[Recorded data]
** Begin **
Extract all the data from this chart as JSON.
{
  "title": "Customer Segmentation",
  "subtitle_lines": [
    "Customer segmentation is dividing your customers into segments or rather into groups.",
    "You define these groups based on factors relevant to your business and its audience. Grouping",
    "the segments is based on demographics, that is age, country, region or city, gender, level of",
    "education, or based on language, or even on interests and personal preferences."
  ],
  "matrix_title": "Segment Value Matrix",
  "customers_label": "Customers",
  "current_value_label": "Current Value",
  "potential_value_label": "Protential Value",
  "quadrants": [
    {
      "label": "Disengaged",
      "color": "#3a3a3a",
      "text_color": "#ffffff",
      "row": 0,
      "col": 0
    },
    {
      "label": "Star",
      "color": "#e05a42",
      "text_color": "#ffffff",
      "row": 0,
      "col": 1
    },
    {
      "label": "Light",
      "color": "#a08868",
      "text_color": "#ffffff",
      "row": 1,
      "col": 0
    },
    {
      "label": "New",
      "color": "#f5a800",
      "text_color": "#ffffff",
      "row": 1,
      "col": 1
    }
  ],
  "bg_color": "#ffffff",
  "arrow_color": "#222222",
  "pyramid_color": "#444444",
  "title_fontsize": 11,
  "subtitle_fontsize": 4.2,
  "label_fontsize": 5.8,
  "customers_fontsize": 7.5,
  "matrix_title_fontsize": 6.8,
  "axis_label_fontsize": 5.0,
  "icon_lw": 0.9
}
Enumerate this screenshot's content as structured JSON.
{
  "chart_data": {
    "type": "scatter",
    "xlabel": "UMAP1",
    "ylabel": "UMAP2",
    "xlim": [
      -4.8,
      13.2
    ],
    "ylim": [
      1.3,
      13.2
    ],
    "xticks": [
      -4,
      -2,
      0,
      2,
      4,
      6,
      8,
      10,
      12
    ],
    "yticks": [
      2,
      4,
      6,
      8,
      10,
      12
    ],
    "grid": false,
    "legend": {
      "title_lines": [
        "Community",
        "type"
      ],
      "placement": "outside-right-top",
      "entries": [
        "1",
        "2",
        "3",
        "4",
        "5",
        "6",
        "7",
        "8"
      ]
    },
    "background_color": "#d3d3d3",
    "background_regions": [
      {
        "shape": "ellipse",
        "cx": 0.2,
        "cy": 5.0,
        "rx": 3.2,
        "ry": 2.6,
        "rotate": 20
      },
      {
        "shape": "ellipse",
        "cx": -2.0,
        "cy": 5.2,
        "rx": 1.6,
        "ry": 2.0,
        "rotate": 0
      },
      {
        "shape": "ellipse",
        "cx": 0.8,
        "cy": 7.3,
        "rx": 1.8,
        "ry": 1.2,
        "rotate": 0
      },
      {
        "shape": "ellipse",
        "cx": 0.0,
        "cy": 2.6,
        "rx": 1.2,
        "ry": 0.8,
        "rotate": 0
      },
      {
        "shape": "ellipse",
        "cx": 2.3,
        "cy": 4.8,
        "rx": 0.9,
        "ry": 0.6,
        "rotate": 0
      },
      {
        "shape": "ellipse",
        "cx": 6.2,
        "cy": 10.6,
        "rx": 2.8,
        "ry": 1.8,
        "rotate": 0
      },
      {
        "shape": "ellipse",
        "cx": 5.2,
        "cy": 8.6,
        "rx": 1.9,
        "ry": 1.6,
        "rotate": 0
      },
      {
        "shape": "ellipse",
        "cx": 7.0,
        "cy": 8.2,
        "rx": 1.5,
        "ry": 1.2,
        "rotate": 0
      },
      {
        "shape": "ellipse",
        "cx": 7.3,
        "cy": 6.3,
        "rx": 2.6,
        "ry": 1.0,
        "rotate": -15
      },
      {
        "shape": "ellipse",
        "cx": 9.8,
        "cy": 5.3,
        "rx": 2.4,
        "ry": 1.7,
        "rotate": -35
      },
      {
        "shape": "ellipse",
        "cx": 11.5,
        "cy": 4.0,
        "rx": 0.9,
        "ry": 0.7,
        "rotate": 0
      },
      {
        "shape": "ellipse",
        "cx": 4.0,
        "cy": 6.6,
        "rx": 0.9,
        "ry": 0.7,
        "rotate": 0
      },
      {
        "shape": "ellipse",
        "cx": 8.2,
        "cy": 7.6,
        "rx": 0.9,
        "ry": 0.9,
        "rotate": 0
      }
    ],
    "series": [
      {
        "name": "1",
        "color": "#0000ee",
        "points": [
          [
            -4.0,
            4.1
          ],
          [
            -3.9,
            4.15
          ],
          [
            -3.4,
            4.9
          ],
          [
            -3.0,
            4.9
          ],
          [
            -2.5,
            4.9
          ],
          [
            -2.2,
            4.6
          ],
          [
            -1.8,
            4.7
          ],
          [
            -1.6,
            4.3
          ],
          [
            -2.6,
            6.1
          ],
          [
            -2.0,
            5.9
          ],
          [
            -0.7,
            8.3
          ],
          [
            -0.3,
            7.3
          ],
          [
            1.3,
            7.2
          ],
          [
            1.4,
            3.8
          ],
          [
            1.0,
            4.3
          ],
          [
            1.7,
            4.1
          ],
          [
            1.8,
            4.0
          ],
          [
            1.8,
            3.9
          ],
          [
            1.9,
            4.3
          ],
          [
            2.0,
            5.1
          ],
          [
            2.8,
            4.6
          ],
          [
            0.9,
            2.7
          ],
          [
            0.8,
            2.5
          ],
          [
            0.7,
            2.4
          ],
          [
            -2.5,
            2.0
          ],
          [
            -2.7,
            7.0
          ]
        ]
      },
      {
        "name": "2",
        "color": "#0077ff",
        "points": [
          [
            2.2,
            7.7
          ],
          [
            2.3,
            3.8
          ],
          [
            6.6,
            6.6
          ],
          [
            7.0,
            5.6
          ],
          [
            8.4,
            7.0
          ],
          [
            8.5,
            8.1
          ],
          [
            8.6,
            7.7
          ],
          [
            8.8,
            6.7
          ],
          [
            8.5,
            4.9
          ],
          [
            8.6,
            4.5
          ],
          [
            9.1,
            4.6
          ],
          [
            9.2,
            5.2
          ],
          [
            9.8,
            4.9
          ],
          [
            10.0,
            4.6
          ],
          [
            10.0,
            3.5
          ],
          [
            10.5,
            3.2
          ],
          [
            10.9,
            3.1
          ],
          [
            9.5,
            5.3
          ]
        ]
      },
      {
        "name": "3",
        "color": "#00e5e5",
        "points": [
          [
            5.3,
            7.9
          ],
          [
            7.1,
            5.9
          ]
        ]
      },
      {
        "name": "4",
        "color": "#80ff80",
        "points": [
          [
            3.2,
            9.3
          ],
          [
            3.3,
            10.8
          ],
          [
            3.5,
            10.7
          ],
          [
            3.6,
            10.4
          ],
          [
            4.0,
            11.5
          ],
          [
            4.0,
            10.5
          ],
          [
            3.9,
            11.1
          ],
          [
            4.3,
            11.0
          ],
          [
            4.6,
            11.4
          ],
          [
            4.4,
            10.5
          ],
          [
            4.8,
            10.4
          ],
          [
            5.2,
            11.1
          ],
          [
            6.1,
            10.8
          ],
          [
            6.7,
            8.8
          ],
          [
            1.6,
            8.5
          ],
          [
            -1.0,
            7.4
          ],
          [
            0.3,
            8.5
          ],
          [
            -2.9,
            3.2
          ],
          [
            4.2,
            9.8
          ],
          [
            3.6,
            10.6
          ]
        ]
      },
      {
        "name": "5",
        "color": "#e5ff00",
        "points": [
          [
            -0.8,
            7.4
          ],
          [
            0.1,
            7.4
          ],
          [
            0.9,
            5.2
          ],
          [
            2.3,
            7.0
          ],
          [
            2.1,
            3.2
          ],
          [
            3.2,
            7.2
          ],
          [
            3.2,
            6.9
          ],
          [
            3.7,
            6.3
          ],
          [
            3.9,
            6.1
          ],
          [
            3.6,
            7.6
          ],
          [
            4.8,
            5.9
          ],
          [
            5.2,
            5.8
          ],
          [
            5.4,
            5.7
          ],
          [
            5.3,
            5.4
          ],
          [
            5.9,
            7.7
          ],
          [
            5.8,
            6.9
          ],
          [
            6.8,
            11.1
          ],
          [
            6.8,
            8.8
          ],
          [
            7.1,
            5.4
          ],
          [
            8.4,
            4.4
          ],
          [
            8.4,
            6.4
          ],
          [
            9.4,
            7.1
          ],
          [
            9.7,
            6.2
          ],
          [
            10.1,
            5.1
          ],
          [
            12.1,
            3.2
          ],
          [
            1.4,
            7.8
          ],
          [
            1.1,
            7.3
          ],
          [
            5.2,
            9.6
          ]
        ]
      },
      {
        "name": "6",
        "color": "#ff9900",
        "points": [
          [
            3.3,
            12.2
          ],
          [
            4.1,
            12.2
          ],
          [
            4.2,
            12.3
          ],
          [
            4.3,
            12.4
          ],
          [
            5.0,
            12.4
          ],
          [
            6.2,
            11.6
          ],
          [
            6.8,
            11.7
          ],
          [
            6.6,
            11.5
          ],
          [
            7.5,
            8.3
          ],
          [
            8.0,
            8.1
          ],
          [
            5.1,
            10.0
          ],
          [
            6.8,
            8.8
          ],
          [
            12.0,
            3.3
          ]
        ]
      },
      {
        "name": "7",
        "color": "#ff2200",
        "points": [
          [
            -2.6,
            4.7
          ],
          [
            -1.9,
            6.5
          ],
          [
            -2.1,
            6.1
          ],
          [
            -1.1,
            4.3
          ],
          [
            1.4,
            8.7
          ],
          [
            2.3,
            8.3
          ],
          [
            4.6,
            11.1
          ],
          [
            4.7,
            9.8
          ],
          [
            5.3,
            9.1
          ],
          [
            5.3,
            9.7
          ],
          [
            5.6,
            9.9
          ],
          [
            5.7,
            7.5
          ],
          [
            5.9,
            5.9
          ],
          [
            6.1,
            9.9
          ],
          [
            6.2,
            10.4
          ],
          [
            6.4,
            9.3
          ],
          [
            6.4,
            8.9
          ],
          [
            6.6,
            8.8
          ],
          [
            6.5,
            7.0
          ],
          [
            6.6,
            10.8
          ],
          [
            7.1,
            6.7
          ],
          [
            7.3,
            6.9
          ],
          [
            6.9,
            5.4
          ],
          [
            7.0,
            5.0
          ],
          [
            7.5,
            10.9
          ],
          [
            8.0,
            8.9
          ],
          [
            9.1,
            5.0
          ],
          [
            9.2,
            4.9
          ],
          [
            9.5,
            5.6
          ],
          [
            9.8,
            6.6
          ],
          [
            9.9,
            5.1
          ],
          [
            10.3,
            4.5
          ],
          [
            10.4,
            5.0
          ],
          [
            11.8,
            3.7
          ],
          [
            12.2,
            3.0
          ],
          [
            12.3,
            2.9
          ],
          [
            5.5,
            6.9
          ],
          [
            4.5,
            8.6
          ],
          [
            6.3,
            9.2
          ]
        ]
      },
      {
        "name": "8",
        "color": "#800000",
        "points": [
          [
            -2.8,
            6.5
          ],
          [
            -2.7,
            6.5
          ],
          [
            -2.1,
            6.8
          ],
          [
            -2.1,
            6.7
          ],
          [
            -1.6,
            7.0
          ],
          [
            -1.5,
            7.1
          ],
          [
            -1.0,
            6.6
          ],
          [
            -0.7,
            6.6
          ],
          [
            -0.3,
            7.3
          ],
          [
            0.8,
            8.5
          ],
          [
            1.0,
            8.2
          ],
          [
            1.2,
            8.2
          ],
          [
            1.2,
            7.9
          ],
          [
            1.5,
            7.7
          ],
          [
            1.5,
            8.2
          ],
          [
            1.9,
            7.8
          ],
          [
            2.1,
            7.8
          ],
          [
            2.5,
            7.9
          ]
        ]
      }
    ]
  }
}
** End **
What you will do. Check each line of the data above for the word "your", then state how many lines have it. Give the number alone.

In response. 2